— START —

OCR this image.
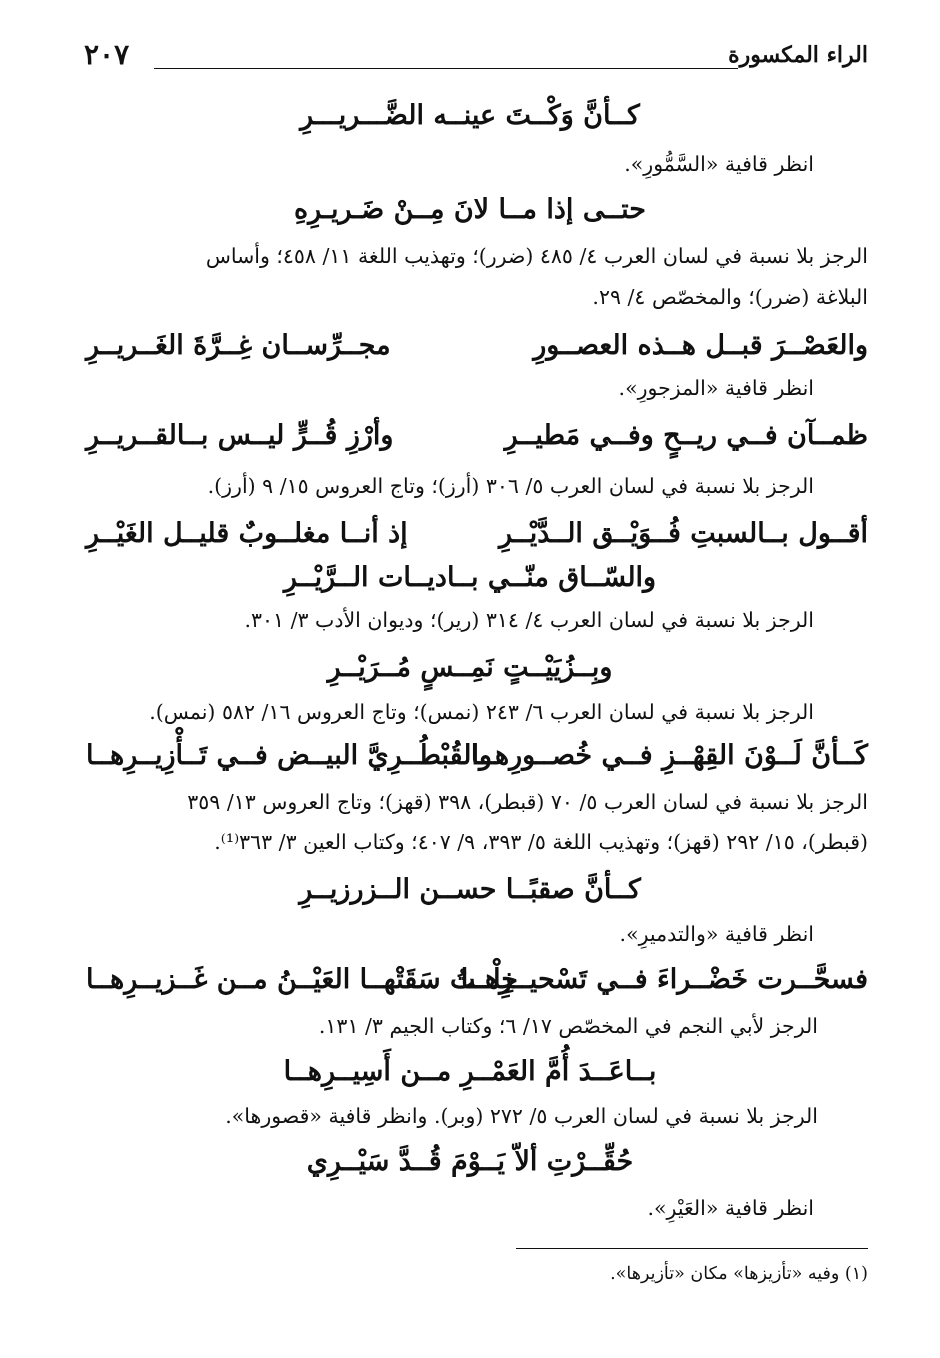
الراء المكسورة
٢٠٧
كــأنَّ وَكْــتَ عينــه الضَّـــريـــرِ
انظر قافية «السَّمُّورِ».
حتــى إذا مــا لانَ مِــنْ ضَـريـرِهِ
الرجز بلا نسبة في لسان العرب ٤/ ٤٨٥ (ضرر)؛ وتهذيب اللغة ١١/ ٤٥٨؛ وأساس
البلاغة (ضرر)؛ والمخصّص ٤/ ٢٩.
والعَصْــرَ قبــل هــذه العصــورِ
مجــرِّســان غِــرَّةَ الغَــريــرِ
انظر قافية «المزجورِ».
ظمــآن فــي ريــحٍ وفــي مَطيــرِ
وأرْزِ قُــرٍّ ليــس بــالقــريــرِ
الرجز بلا نسبة في لسان العرب ٥/ ٣٠٦ (أرز)؛ وتاج العروس ١٥/ ٩ (أرز).
أقــول بــالسبتِ فُــوَيْــق الــدَّيْــرِ
إذ أنــا مغلــوبٌ قليــل الغَيْــرِ
والسّــاق منّــي بــاديــات الــرَّيْــرِ
الرجز بلا نسبة في لسان العرب ٤/ ٣١٤ (رير)؛ وديوان الأدب ٣/ ٣٠١.
وبِــزُيَيْــتٍ نَمِــسٍ مُــرَيْــرِ
الرجز بلا نسبة في لسان العرب ٦/ ٢٤٣ (نمس)؛ وتاج العروس ١٦/ ٥٨٢ (نمس).
كَــأنَّ لَــوْنَ القِهْــزِ فــي خُصــورِهــا
والقُبْطُــرِيَّ البيــض فــي تَــأْزِيــرِهــا
الرجز بلا نسبة في لسان العرب ٥/ ٧٠ (قبطر)، ٣٩٨ (قهز)؛ وتاج العروس ١٣/ ٣٥٩
(قبطر)، ١٥/ ٢٩٢ (قهز)؛ وتهذيب اللغة ٥/ ٣٩٣، ٩/ ٤٠٧؛ وكتاب العين ٣/ ٣٦٣⁽¹⁾.
كــأنَّ صقبًــا حســن الــزرزيــرِ
انظر قافية «والتدميرِ».
فسحَّــرت خَضْــراءَ فــي تَسْحيــرِهــا
خِلْــتُ سَقَتْهــا العَيْــنُ مــن غَــزيــرِهــا
الرجز لأبي النجم في المخصّص ١٧/ ٦؛ وكتاب الجيم ٣/ ١٣١.
بــاعَــدَ أُمَّ العَمْــرِ مــن أَسِيــرِهــا
الرجز بلا نسبة في لسان العرب ٥/ ٢٧٢ (وبر). وانظر قافية «قصورها».
حُقِّــرْتِ ألاّ يَــوْمَ قُــدَّ سَيْــرِي
انظر قافية «العَيْرِ».
(١) وفيه «تأزيزها» مكان «تأزيرها».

— END —

Copy each line of the entries that includes the word "هــا".

كَــأنَّ لَــوْنَ القِهْــزِ فــي خُصــورِهــا
والقُبْطُــرِيَّ البيــض فــي تَــأْزِيــرِهــا
فسحَّــرت خَضْــراءَ فــي تَسْحيــرِهــا
خِلْــتُ سَقَتْهــا العَيْــنُ مــن غَــزيــرِهــا
بــاعَــدَ أُمَّ العَمْــرِ مــن أَسِيــرِهــا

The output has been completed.